(TEXT UNDER STUDY)

Authors: Barclay Stewart, P. Khanduri, Colin McCord, M. Ohene-Yeboah, S. Uranues, F. Vega Rivera , Charles Mock
Surgical disease is inadequately addressed globally, and emergency conditions requiring surgery contribute substantially to the global disease burden.
This was a review of studies that contributed to define the population-based health burden of emergency surgical conditions (excluding trauma and obstetrics) and the status of available capacity to address this burden. Further data were retrieved from the Global Burden of Disease Study 2010 and the University of Washington's Institute for Health Metrics and Evaluation online data.

(End TEXT UNDER STUDY)
(LISTED ENTRIES)

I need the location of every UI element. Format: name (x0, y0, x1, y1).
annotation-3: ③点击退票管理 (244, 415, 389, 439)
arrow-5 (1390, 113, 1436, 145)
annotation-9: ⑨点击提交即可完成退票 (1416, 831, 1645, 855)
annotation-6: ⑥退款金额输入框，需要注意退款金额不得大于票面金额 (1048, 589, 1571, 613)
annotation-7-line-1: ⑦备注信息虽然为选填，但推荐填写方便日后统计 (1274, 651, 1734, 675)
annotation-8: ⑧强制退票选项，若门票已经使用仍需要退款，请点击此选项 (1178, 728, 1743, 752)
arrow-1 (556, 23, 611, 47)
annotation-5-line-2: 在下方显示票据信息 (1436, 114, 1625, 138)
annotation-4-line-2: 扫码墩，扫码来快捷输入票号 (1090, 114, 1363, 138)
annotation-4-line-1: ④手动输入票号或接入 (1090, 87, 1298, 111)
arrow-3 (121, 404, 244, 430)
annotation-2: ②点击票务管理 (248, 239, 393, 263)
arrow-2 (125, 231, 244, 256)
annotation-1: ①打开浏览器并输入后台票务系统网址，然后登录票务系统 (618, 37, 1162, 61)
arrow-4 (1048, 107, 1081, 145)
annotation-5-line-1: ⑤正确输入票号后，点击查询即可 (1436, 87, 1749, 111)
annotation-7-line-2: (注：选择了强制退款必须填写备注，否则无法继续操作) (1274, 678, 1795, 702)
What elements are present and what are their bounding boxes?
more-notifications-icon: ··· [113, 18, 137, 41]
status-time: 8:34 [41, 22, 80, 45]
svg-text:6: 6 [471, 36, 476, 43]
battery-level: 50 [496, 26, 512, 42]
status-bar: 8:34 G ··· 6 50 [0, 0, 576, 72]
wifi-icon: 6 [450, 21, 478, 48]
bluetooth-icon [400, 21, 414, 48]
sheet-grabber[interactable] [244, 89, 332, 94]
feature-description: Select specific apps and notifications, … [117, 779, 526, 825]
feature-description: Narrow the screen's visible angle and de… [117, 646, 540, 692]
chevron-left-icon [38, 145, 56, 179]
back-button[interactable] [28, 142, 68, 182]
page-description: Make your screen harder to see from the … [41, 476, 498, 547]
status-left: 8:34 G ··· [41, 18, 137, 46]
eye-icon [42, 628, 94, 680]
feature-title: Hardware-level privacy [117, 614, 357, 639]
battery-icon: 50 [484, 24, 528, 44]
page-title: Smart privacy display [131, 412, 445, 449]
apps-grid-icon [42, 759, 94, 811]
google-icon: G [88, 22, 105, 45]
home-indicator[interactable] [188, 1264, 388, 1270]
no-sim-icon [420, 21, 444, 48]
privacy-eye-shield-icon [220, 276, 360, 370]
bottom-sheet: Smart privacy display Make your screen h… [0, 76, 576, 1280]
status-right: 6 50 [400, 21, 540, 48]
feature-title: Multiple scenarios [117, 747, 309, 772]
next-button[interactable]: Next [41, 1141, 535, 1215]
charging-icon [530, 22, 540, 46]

(End LISTED ENTRIES)

_AIM OF THE EXERCISE_.
Please copy the stretch from "Authors: Barclay Stewart, P." through "Evaluation online data." of the abstract on emergency surgical conditions, replacing "emergency" with "urgent" throughout.

_ANSWER SPACE_.
Authors: Barclay Stewart, P. Khanduri, Colin McCord, M. Ohene-Yeboah, S. Uranues, F. Vega Rivera , Charles Mock
Surgical disease is inadequately addressed globally, and urgent conditions requiring surgery contribute substantially to the global disease burden.
This was a review of studies that contributed to define the population-based health burden of urgent surgical conditions (excluding trauma and obstetrics) and the status of available capacity to address this burden. Further data were retrieved from the Global Burden of Disease Study 2010 and the University of Washington's Institute for Health Metrics and Evaluation online data.